» AIM
Search the records for the word "Выиграл" and pick out every line that has it.
### RECORDS FOR THIS EXERCISE ###
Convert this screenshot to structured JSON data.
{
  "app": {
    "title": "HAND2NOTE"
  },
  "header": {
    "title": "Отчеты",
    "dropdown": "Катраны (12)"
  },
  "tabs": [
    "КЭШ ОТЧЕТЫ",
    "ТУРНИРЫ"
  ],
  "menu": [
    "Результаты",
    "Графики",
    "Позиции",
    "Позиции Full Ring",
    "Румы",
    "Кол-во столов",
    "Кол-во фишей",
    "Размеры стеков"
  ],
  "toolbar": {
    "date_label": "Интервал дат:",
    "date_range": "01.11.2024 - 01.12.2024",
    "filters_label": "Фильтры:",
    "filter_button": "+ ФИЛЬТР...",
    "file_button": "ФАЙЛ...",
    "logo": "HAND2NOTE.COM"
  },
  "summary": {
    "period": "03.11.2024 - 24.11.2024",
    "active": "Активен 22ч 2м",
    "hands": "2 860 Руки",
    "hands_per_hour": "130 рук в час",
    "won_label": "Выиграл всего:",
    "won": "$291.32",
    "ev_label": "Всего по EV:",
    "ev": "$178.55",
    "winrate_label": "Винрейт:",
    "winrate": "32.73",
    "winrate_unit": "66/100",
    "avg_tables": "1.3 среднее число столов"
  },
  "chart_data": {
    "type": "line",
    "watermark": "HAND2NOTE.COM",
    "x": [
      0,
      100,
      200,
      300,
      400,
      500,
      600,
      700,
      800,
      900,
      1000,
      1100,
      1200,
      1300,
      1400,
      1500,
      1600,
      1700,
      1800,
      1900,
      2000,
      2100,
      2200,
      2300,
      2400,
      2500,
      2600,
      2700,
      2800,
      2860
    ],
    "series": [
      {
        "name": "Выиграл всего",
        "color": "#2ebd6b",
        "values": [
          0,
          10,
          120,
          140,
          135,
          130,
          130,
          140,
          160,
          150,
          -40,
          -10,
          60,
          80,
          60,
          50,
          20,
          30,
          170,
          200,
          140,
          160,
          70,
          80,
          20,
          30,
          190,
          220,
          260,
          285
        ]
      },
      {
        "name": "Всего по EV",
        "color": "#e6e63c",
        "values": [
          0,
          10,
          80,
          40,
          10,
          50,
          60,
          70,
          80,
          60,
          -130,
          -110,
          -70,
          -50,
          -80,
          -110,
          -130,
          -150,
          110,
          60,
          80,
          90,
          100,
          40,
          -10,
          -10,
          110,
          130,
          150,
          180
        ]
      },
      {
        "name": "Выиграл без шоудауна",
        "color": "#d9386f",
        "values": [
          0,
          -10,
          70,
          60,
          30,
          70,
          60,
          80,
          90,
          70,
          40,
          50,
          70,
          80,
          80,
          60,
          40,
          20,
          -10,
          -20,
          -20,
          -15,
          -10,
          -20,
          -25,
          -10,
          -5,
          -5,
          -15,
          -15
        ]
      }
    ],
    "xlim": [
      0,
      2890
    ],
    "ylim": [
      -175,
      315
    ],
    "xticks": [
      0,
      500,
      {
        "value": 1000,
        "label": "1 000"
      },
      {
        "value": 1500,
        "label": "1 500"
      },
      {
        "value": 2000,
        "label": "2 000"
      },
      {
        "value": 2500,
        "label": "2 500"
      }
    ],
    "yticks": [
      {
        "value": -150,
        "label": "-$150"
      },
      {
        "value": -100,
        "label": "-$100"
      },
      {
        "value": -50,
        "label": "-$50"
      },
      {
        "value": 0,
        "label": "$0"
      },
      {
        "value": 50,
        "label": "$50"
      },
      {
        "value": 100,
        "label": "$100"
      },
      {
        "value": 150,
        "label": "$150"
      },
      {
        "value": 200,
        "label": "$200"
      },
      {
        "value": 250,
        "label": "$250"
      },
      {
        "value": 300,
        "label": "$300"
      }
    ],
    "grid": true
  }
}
###
» TASK RESPONSE
    "won_label": "Выиграл всего:",
        "name": "Выиграл всего",
        "name": "Выиграл без шоудауна",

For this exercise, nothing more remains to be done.